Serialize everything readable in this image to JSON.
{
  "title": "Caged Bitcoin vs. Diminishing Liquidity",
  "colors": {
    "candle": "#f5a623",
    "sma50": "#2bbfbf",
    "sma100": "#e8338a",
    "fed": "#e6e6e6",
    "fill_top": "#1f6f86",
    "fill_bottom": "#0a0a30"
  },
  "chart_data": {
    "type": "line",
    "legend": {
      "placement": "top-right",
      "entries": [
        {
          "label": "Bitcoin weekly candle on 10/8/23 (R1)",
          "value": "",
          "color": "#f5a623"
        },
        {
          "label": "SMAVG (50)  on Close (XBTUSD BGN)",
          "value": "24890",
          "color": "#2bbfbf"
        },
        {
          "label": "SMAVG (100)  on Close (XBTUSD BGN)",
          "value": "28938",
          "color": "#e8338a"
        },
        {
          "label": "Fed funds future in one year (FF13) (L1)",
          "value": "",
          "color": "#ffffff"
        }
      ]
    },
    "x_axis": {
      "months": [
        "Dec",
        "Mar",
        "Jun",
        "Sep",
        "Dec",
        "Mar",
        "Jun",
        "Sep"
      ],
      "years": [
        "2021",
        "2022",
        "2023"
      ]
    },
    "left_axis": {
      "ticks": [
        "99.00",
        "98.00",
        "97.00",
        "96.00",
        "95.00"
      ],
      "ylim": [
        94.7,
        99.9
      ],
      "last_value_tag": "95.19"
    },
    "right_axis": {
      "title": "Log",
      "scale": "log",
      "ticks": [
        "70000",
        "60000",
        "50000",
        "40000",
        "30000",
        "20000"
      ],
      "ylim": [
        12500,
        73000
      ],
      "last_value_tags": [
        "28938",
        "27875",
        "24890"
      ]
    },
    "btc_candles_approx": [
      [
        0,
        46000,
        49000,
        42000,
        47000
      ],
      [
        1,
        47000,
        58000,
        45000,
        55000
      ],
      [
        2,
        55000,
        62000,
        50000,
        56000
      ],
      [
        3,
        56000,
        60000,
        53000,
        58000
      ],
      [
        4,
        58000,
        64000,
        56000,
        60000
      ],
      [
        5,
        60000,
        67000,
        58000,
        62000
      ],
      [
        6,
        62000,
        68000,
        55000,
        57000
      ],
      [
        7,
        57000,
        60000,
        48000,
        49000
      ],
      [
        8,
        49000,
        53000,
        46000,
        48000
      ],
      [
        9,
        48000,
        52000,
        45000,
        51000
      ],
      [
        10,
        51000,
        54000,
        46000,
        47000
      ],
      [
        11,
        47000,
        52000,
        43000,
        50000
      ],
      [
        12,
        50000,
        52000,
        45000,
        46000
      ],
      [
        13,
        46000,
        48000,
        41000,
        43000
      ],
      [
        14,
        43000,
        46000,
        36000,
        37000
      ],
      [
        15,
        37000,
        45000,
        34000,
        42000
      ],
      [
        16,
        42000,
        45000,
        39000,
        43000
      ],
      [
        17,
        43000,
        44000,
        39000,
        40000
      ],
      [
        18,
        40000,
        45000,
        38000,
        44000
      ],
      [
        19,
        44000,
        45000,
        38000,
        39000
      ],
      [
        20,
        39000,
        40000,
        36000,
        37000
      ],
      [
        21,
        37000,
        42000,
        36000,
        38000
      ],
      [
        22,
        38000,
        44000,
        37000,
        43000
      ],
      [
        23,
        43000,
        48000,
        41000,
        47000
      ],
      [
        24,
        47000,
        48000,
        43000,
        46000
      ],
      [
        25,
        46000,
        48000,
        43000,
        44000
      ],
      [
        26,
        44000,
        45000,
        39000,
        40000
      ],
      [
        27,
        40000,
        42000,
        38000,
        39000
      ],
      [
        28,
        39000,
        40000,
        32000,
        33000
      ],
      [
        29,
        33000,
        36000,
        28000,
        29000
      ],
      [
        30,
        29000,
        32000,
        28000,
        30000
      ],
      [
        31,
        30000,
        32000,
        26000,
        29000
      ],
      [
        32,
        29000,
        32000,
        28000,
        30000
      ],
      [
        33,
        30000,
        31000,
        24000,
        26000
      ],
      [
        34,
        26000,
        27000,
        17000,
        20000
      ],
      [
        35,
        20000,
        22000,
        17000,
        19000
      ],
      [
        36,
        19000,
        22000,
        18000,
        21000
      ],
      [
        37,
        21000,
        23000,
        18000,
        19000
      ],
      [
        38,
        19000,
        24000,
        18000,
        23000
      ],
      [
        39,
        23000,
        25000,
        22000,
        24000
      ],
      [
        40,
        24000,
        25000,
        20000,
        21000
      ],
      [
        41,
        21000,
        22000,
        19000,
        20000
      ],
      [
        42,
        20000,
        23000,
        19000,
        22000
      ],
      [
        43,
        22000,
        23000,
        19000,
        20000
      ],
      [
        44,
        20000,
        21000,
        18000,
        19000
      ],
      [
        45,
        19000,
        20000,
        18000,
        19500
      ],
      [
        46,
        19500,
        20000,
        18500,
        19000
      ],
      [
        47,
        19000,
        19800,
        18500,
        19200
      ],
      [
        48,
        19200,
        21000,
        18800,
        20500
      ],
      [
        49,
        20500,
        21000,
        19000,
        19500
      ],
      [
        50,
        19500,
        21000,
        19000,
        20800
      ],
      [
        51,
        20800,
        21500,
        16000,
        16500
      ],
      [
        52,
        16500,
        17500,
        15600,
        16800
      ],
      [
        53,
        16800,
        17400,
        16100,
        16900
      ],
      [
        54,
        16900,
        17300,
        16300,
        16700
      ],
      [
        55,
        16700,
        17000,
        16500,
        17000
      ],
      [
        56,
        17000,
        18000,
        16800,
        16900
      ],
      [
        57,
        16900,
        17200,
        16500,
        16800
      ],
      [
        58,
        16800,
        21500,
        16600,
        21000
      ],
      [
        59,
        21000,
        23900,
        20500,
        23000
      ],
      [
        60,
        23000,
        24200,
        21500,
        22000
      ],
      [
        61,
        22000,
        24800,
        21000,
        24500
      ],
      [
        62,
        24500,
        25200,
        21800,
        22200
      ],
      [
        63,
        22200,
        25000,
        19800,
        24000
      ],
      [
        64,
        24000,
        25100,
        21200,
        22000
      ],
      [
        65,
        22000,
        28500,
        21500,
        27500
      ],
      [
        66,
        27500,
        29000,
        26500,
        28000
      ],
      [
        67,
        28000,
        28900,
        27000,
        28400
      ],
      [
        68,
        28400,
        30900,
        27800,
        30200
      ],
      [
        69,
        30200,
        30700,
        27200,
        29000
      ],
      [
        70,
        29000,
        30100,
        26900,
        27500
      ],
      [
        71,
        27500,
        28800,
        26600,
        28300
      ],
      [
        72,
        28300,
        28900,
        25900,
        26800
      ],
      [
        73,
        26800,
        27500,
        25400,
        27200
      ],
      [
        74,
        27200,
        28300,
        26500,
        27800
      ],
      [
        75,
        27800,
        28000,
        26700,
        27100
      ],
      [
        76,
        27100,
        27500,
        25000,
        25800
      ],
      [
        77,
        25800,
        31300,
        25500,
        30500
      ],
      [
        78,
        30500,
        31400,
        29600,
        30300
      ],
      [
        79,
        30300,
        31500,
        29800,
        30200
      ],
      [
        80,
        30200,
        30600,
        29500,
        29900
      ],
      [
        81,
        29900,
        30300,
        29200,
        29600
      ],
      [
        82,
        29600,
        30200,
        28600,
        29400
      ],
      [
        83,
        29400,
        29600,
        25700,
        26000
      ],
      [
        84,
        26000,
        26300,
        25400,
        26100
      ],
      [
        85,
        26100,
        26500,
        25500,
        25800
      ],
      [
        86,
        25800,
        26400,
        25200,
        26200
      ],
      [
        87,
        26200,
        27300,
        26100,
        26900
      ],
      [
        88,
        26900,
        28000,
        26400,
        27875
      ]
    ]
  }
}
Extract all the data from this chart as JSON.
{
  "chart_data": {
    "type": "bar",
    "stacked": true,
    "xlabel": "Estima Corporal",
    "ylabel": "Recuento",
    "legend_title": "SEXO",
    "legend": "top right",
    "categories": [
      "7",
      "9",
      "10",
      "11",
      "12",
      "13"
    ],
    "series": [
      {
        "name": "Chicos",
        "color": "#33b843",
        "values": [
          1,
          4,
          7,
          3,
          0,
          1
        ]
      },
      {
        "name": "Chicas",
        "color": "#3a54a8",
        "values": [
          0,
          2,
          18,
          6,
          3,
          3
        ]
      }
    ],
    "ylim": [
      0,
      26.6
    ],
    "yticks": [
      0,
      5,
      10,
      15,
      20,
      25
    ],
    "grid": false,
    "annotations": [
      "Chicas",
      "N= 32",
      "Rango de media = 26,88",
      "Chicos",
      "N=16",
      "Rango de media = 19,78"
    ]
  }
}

+++++

• [Description of the task]: Each line holding the word "this" counts once; report the total and nothing else.

• [Result]: 2